Exercise requirements →
[a] Decide whether each of the statements (i), (ii) and (iii) agrees with the thread on Linux thread limits. Answer yes or no for each, and quote the words of the thread that settle it. (i) The default value of threads-max is the number of memory pages divided by 4. (ii) The default stack size shown by ulimit -s is 16Mb. (iii) The 2018 update sets UserTasksMax to 100000 in /etc/systemd/logind.conf.
[b] Quote the thread on Linux thread limits word for word, from "Linux doesn't have a separate threads per process limit, just" to "regarding these limits.", inclusive.

Source passage →

Maximum number of threads per process in Linux? - linux

What is the maximum number of threads that can be created by a process under Linux?
How (if possible) can this value be modified?

Linux doesn't have a separate threads per process limit, just a limit on the total number of processes on the system (threads are essentially just processes with a shared address space on Linux) which you can view like this:
cat /proc/sys/kernel/threads-max
The default is the number of memory pages/4. You can increase this like:
echo 100000 > /proc/sys/kernel/threads-max
There is also a limit on the number of processes (and hence threads) that a single user may create, see ulimit/getrlimit for details regarding these limits.

This is WRONG to say that LINUX doesn't have a separate threads per process limit.
Linux implements max number of threads per process indirectly!!
number of threads = total virtual memory / (stack size*1024*1024)
Thus, the number of threads per process can be increased by increasing total virtual memory or by decreasing stack size. But, decreasing stack size too much can lead to code failure due to stack overflow while max virtual memory is equals to the swap memory.
Check you machine:
Total Virtual Memory: ulimit -v (default is unlimited, thus you need to increase swap memory to increase this)
Total Stack Size: ulimit -s (default is 8Mb)
Command to increase these values:
ulimit -s newvalue
ulimit -v newvalue
*Replace new value with the value you want to put as limit.
References:
http://dustycodes.wordpress.com/2012/02/09/increasing-number-of-threads-per-process/

In practical terms, the limit is usually determined by stack space. If each thread gets a 1MB stack (I can't remember if that is the default on Linux), then you a 32-bit system will run out of address space after 3000 threads (assuming that the last gb is reserved to the kernel).
However, you'll most likely experience terrible performance if you use more than a few dozen threads. Sooner or later, you get too much context-switching overhead, too much overhead in the scheduler, and so on. (Creating a large number of threads does little more than eat a lot of memory. But a lot of threads with actual work to do is going to slow you down as they're fighting for the available CPU time)
What are you doing where this limit is even relevant?

proper 100k threads on linux:
ulimit -s 256
ulimit -i 120000
echo 120000 > /proc/sys/kernel/threads-max
echo 600000 > /proc/sys/vm/max_map_count
echo 200000 > /proc/sys/kernel/pid_max
./100k-pthread-create-app
2018 update from #Thomas, on systemd systems:
/etc/systemd/logind.conf: UserTasksMax=100000

#dragosrsupercool
Linux doesn't use the virtual memory to calculate the maximum of thread, but the physical ram installed on the system
max_threads = totalram_pages / (8 * 8192 / 4096);
http://kavassalis.com/2011/03/linux-and-the-maximum-number-of-processes-threads/
kernel/fork.c
/* The default maximum number of threads is set to a safe
* value: the thread structures can take up at most half
* of memory.

Provided material →
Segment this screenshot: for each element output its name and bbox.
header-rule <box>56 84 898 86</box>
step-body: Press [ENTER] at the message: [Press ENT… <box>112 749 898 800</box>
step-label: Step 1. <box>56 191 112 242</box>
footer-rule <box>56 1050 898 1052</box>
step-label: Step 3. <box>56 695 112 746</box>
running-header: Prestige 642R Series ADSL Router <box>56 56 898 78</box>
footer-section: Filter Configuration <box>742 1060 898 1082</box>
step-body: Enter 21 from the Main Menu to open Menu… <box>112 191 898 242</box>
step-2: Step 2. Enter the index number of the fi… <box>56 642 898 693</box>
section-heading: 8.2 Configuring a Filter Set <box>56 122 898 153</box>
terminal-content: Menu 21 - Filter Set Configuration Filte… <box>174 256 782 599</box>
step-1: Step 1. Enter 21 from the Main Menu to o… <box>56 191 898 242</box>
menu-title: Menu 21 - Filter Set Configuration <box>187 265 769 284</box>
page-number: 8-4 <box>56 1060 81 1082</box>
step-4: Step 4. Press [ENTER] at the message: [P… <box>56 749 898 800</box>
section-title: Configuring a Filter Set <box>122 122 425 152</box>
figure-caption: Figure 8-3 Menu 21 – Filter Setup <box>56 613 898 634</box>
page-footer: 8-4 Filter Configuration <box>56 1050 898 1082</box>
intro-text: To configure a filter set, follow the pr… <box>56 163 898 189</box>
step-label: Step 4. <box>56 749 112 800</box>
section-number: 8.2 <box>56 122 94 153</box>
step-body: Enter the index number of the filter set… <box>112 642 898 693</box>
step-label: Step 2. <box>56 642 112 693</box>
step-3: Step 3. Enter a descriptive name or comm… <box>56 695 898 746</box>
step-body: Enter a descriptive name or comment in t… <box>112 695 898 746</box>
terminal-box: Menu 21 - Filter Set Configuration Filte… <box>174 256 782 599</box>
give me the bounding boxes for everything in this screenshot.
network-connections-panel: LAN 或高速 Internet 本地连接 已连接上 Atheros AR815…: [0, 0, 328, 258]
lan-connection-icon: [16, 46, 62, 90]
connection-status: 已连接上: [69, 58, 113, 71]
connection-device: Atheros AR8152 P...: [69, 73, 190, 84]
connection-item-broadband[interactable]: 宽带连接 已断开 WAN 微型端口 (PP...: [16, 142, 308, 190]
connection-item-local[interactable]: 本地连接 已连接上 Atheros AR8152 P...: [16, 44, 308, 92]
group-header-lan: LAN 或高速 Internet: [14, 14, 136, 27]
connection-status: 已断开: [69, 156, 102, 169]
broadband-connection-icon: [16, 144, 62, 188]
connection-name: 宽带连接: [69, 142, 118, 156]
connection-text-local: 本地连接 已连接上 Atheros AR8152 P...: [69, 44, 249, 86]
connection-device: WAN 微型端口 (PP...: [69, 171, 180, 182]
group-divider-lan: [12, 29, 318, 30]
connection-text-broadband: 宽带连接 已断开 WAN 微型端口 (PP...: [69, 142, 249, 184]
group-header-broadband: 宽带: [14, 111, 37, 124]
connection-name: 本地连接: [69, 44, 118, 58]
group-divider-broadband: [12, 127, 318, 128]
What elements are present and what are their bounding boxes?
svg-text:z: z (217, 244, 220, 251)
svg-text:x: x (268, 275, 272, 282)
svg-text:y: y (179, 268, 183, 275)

Exercise answers →
[a]
(i) Yes: "The default is the number of memory pages/4."
(ii) No: "Total Stack Size: ulimit -s (default is 8Mb)"
(iii) Yes: "/etc/systemd/logind.conf: UserTasksMax=100000"

[b]
Linux doesn't have a separate threads per process limit, just a limit on the total number of processes on the system (threads are essentially just processes with a shared address space on Linux) which you can view like this:
cat /proc/sys/kernel/threads-max
The default is the number of memory pages/4. You can increase this like:
echo 100000 > /proc/sys/kernel/threads-max
There is also a limit on the number of processes (and hence threads) that a single user may create, see ulimit/getrlimit for details regarding these limits.